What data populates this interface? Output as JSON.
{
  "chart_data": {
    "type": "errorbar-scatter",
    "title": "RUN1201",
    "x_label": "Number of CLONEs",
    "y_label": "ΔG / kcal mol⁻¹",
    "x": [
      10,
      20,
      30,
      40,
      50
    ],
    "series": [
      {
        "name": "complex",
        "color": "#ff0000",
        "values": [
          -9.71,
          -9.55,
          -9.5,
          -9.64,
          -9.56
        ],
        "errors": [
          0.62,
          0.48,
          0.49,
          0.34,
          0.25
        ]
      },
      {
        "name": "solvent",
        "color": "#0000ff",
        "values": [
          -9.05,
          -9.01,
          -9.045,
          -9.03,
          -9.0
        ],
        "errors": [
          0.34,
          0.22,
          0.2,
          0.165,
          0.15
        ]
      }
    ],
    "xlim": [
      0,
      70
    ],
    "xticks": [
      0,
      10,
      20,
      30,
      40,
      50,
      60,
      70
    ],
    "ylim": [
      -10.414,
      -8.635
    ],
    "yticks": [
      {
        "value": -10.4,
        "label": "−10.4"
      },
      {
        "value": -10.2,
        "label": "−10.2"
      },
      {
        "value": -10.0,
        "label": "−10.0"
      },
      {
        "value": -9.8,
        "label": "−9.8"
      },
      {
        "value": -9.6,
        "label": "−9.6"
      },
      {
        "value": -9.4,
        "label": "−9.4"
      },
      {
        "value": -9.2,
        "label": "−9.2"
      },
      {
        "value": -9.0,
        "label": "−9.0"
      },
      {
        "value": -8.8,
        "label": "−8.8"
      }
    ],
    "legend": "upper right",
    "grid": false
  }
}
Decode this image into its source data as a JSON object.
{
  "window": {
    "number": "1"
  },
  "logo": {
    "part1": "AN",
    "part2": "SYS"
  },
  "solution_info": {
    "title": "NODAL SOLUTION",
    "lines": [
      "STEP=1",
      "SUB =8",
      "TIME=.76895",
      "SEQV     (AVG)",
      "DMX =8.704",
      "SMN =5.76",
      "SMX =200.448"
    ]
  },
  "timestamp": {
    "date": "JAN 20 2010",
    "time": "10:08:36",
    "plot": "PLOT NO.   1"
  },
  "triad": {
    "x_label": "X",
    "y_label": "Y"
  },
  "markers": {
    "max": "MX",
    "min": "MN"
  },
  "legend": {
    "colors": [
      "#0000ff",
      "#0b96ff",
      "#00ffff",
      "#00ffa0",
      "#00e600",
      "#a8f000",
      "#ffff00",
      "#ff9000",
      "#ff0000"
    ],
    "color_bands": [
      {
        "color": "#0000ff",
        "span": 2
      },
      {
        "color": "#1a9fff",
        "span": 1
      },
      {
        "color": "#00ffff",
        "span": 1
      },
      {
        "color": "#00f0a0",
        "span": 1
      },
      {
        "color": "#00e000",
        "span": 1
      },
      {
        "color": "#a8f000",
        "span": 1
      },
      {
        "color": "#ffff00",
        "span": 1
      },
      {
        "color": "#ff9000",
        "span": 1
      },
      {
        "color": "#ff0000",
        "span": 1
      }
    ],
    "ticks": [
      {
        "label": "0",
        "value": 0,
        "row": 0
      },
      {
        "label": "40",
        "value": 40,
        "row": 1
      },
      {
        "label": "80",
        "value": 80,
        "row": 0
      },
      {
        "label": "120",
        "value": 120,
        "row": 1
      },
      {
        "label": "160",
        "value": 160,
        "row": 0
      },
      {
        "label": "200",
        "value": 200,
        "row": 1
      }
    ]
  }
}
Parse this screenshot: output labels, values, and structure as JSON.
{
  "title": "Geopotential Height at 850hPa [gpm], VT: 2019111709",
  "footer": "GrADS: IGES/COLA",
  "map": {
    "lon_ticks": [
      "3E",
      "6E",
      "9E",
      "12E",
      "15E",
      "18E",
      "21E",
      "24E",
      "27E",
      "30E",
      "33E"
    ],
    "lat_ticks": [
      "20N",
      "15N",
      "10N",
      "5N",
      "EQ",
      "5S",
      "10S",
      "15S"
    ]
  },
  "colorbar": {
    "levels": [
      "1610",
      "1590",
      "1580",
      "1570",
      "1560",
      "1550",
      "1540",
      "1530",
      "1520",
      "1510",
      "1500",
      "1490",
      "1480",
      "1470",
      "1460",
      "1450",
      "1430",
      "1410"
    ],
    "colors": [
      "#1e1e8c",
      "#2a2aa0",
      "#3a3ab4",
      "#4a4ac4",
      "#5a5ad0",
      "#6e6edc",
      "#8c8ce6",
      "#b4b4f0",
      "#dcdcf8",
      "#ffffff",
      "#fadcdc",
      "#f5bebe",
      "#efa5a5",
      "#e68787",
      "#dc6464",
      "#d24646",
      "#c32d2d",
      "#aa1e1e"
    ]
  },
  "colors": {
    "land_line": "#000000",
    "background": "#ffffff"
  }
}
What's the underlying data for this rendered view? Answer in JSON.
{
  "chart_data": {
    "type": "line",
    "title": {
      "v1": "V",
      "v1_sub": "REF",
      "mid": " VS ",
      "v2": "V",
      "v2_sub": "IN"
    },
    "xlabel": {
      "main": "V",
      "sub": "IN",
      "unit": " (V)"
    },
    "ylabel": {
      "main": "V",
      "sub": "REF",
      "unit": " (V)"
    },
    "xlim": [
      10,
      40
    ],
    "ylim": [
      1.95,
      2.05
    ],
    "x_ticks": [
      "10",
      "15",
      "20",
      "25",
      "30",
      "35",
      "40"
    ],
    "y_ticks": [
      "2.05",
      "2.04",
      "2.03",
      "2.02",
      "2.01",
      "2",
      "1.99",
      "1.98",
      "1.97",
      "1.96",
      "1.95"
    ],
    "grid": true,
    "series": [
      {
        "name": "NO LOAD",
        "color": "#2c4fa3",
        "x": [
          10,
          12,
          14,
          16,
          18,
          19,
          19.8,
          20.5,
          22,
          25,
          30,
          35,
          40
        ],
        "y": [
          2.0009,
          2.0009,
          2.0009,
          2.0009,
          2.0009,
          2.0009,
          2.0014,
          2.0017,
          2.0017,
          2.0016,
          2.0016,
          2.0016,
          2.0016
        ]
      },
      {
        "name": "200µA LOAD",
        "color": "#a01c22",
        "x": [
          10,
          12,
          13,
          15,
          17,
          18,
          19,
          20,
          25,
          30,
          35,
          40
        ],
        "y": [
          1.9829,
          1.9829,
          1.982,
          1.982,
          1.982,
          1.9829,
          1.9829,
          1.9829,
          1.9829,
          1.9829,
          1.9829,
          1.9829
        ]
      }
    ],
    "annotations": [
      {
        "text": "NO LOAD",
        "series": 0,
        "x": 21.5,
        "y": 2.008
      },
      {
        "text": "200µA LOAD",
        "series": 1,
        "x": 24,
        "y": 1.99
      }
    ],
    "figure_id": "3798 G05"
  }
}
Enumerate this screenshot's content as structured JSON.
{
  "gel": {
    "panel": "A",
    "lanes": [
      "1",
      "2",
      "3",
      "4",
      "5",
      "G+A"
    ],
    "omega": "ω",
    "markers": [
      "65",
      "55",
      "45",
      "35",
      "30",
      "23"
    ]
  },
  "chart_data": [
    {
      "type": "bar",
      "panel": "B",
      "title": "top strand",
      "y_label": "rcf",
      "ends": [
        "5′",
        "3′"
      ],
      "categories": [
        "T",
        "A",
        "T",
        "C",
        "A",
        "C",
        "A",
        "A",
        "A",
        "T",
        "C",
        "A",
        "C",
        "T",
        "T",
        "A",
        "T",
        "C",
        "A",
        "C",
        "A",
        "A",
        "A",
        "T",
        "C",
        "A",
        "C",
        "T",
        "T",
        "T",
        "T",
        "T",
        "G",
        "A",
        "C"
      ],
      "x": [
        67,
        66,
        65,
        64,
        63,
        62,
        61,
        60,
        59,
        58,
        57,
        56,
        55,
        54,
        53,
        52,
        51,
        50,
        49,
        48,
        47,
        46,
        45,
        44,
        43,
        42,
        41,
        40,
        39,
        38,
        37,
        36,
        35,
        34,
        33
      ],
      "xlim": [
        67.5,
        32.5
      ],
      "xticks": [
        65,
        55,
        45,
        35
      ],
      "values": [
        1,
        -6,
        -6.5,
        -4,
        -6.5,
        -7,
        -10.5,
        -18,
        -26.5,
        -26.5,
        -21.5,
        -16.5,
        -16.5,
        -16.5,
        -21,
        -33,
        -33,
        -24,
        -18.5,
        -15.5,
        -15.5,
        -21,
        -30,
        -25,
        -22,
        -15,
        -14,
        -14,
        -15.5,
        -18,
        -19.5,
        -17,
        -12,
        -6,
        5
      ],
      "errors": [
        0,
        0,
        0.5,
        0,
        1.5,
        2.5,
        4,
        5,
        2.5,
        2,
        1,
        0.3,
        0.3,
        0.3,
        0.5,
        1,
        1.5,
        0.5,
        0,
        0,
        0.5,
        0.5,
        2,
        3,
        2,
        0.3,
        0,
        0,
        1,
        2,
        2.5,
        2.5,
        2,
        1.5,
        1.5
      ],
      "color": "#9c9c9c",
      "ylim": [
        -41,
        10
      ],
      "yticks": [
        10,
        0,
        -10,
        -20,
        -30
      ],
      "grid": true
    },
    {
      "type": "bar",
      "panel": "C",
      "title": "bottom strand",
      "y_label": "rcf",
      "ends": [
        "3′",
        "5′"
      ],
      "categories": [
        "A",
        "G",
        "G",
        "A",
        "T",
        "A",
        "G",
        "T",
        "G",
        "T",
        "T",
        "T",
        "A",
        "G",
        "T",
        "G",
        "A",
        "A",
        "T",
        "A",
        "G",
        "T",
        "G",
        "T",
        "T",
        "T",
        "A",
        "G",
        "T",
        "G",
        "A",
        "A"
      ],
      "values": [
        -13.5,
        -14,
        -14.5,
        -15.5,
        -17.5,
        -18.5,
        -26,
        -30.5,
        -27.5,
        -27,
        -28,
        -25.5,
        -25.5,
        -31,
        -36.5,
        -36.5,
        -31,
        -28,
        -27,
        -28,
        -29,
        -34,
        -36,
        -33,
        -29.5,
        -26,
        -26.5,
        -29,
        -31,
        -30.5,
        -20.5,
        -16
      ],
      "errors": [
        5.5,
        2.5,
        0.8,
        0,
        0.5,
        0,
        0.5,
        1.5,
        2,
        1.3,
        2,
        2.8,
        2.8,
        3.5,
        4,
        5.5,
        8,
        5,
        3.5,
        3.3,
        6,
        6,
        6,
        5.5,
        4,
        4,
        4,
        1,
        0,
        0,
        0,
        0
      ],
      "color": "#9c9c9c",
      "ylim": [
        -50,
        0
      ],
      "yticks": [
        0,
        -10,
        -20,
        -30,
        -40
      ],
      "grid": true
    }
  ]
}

########################################

What to do:
Show, from the listing above, each line that contains the word "strand".

Output of the exercise:
      "title": "top strand",
      "title": "bottom strand",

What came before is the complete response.